**EXERCISE DESCRIPTION**
Lines containing the word "nDivision" are to be counted; state their number and nothing further.

**INFORMATION SHOWN**
* begin *

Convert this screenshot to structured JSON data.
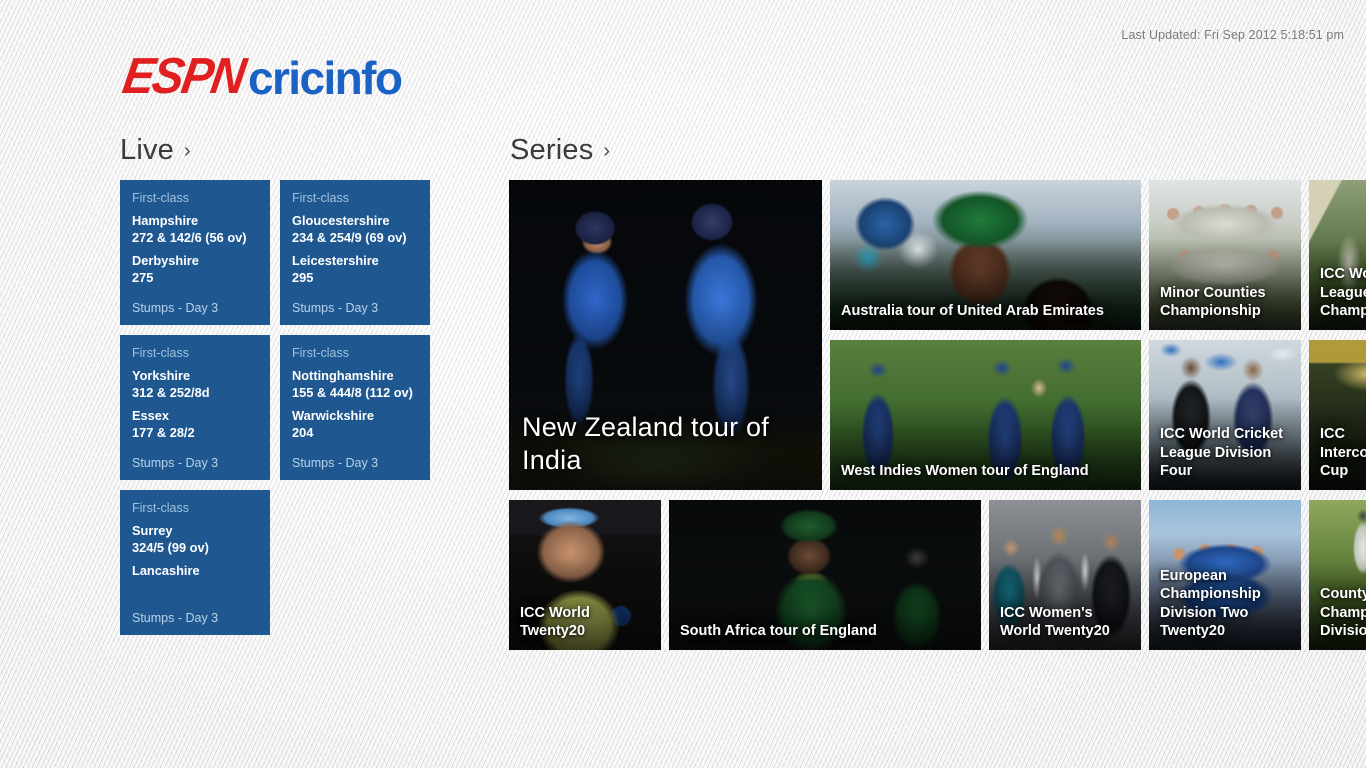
{
  "header": {
    "last_updated": "Last Updated: Fri Sep 2012 5:18:51 pm",
    "logo_espn": "ESPN",
    "logo_cricinfo": "cricinfo"
  },
  "live": {
    "heading": "Live",
    "chevron": "›",
    "matches": [
      {
        "format": "First-class",
        "team1": "Hampshire",
        "score1": "272 & 142/6 (56 ov)",
        "team2": "Derbyshire",
        "score2": "275",
        "status": "Stumps - Day 3"
      },
      {
        "format": "First-class",
        "team1": "Gloucestershire",
        "score1": "234 & 254/9 (69 ov)",
        "team2": "Leicestershire",
        "score2": "295",
        "status": "Stumps - Day 3"
      },
      {
        "format": "First-class",
        "team1": "Yorkshire",
        "score1": "312 & 252/8d",
        "team2": "Essex",
        "score2": "177 & 28/2",
        "status": "Stumps - Day 3"
      },
      {
        "format": "First-class",
        "team1": "Nottinghamshire",
        "score1": "155 & 444/8 (112 ov)",
        "team2": "Warwickshire",
        "score2": "204",
        "status": "Stumps - Day 3"
      },
      {
        "format": "First-class",
        "team1": "Surrey",
        "score1": "324/5 (99 ov)",
        "team2": "Lancashire",
        "score2": "",
        "status": "Stumps - Day 3"
      }
    ]
  },
  "series": {
    "heading": "Series",
    "chevron": "›",
    "tiles": [
      {
        "id": "tile-nz",
        "caption": "New Zealand tour of\nIndia"
      },
      {
        "id": "tile-aus",
        "caption": "Australia tour of United Arab Emirates"
      },
      {
        "id": "tile-wiw",
        "caption": "West Indies Women tour of England"
      },
      {
        "id": "tile-minor",
        "caption": "Minor Counties\nChampionship"
      },
      {
        "id": "tile-iccwclc",
        "caption": "ICC World Cricket\nLeague\nChampionship"
      },
      {
        "id": "tile-iccwcl4",
        "caption": "ICC World Cricket\nLeague Division\nFour"
      },
      {
        "id": "tile-iccic",
        "caption": "ICC\nIntercontinental\nCup"
      },
      {
        "id": "tile-wt20",
        "caption": "ICC World\nTwenty20"
      },
      {
        "id": "tile-sa",
        "caption": "South Africa tour of England"
      },
      {
        "id": "tile-iccwwt20",
        "caption": "ICC Women's\nWorld Twenty20"
      },
      {
        "id": "tile-euro",
        "caption": "European\nChampionship\nDivision Two\nTwenty20"
      },
      {
        "id": "tile-county",
        "caption": "County\nChampionship\nDivision One"
      }
    ]
  },
  "colors": {
    "tile_blue": "#1f5891",
    "espn_red": "#e02020",
    "cricinfo_blue": "#1a62c4",
    "background": "#e8e8e8"
  }
}
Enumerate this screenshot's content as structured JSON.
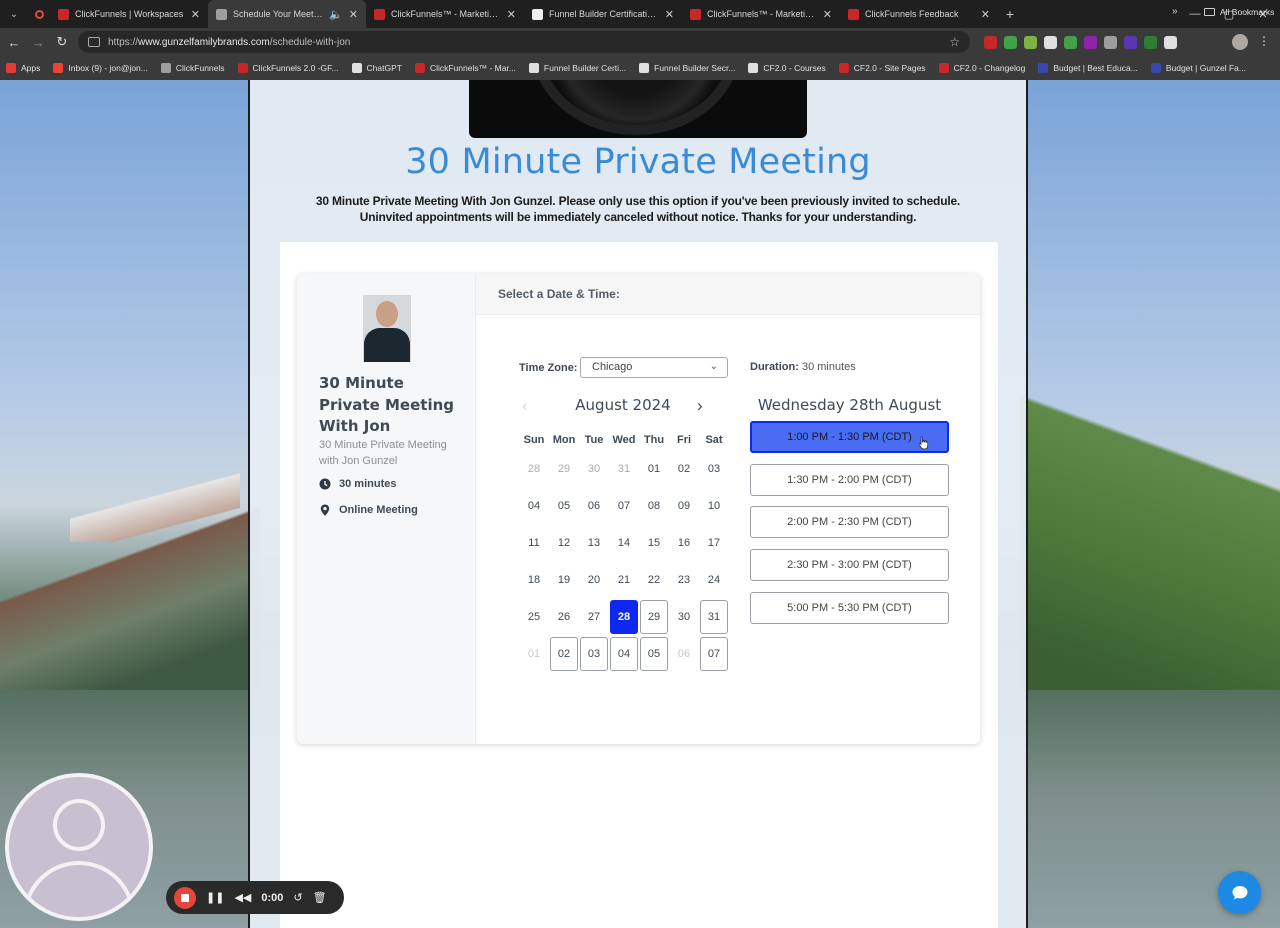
{
  "browser": {
    "tabs": [
      {
        "title": "ClickFunnels | Workspaces",
        "favicon_color": "#c62828"
      },
      {
        "title": "Schedule Your Meeting With",
        "favicon_color": "#9e9e9e",
        "active": true
      },
      {
        "title": "ClickFunnels™ - Marketing Fun",
        "favicon_color": "#c62828"
      },
      {
        "title": "Funnel Builder Certification | Fu",
        "favicon_color": "#eeeeee"
      },
      {
        "title": "ClickFunnels™ - Marketing Fun",
        "favicon_color": "#c62828"
      },
      {
        "title": "ClickFunnels Feedback",
        "favicon_color": "#c62828"
      }
    ],
    "url_scheme": "https://",
    "url_host": "www.gunzelfamilybrands.com",
    "url_path": "/schedule-with-jon",
    "bookmarks": [
      {
        "label": "Apps",
        "color": "#e53935"
      },
      {
        "label": "Inbox (9) - jon@jon...",
        "color": "#ea4335"
      },
      {
        "label": "ClickFunnels",
        "color": "#9e9e9e"
      },
      {
        "label": "ClickFunnels 2.0 -GF...",
        "color": "#c62828"
      },
      {
        "label": "ChatGPT",
        "color": "#e0e0e0"
      },
      {
        "label": "ClickFunnels™ - Mar...",
        "color": "#c62828"
      },
      {
        "label": "Funnel Builder Certi...",
        "color": "#e0e0e0"
      },
      {
        "label": "Funnel Builder Secr...",
        "color": "#e0e0e0"
      },
      {
        "label": "CF2.0 - Courses",
        "color": "#e0e0e0"
      },
      {
        "label": "CF2.0 - Site Pages",
        "color": "#c62828"
      },
      {
        "label": "CF2.0 - Changelog",
        "color": "#c62828"
      },
      {
        "label": "Budget | Best Educa...",
        "color": "#3949ab"
      },
      {
        "label": "Budget | Gunzel Fa...",
        "color": "#3949ab"
      }
    ],
    "bookmarks_more": "»",
    "all_bookmarks": "All Bookmarks",
    "extension_colors": [
      "#c62828",
      "#43a047",
      "#7cb342",
      "#e0e0e0",
      "#43a047",
      "#8e24aa",
      "#9e9e9e",
      "#5e35b1",
      "#2e7d32",
      "#e0e0e0"
    ]
  },
  "page": {
    "headline": "30 Minute Private Meeting",
    "subtext": "30 Minute Private Meeting With Jon Gunzel. Please only use this option if you've been previously invited to schedule. Uninvited appointments will be immediately canceled without notice. Thanks for your understanding.",
    "accent_color": "#3a8bd6"
  },
  "booking": {
    "event_title": "30 Minute Private Meeting With Jon",
    "event_description": "30 Minute Private Meeting with Jon Gunzel",
    "duration_meta": "30 minutes",
    "location_meta": "Online Meeting",
    "select_header": "Select a Date & Time:",
    "timezone_label": "Time Zone:",
    "timezone_value": "Chicago",
    "duration_label": "Duration:",
    "duration_value": "30 minutes",
    "calendar": {
      "month_title": "August 2024",
      "weekdays": [
        "Sun",
        "Mon",
        "Tue",
        "Wed",
        "Thu",
        "Fri",
        "Sat"
      ],
      "weeks": [
        [
          {
            "d": "28",
            "s": "other"
          },
          {
            "d": "29",
            "s": "other"
          },
          {
            "d": "30",
            "s": "other"
          },
          {
            "d": "31",
            "s": "other"
          },
          {
            "d": "01",
            "s": ""
          },
          {
            "d": "02",
            "s": ""
          },
          {
            "d": "03",
            "s": ""
          }
        ],
        [
          {
            "d": "04",
            "s": ""
          },
          {
            "d": "05",
            "s": ""
          },
          {
            "d": "06",
            "s": ""
          },
          {
            "d": "07",
            "s": ""
          },
          {
            "d": "08",
            "s": ""
          },
          {
            "d": "09",
            "s": ""
          },
          {
            "d": "10",
            "s": ""
          }
        ],
        [
          {
            "d": "11",
            "s": ""
          },
          {
            "d": "12",
            "s": ""
          },
          {
            "d": "13",
            "s": ""
          },
          {
            "d": "14",
            "s": ""
          },
          {
            "d": "15",
            "s": ""
          },
          {
            "d": "16",
            "s": ""
          },
          {
            "d": "17",
            "s": ""
          }
        ],
        [
          {
            "d": "18",
            "s": ""
          },
          {
            "d": "19",
            "s": ""
          },
          {
            "d": "20",
            "s": ""
          },
          {
            "d": "21",
            "s": ""
          },
          {
            "d": "22",
            "s": ""
          },
          {
            "d": "23",
            "s": ""
          },
          {
            "d": "24",
            "s": ""
          }
        ],
        [
          {
            "d": "25",
            "s": ""
          },
          {
            "d": "26",
            "s": ""
          },
          {
            "d": "27",
            "s": ""
          },
          {
            "d": "28",
            "s": "selected"
          },
          {
            "d": "29",
            "s": "avail"
          },
          {
            "d": "30",
            "s": ""
          },
          {
            "d": "31",
            "s": "avail"
          }
        ],
        [
          {
            "d": "01",
            "s": "faded"
          },
          {
            "d": "02",
            "s": "avail"
          },
          {
            "d": "03",
            "s": "avail"
          },
          {
            "d": "04",
            "s": "avail"
          },
          {
            "d": "05",
            "s": "avail"
          },
          {
            "d": "06",
            "s": "faded"
          },
          {
            "d": "07",
            "s": "avail"
          }
        ]
      ]
    },
    "selected_date_label": "Wednesday 28th August",
    "time_slots": [
      {
        "label": "1:00 PM - 1:30 PM (CDT)",
        "selected": true
      },
      {
        "label": "1:30 PM - 2:00 PM (CDT)",
        "selected": false
      },
      {
        "label": "2:00 PM - 2:30 PM (CDT)",
        "selected": false
      },
      {
        "label": "2:30 PM - 3:00 PM (CDT)",
        "selected": false
      },
      {
        "label": "5:00 PM - 5:30 PM (CDT)",
        "selected": false
      }
    ],
    "selected_color": "#0f28f0",
    "slot_selected_color": "#4a6cf2"
  },
  "recorder": {
    "time": "0:00",
    "stop_color": "#e5483a"
  },
  "chat": {
    "color": "#1e88e5"
  }
}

* end *

**SOLVED EXERCISE**
2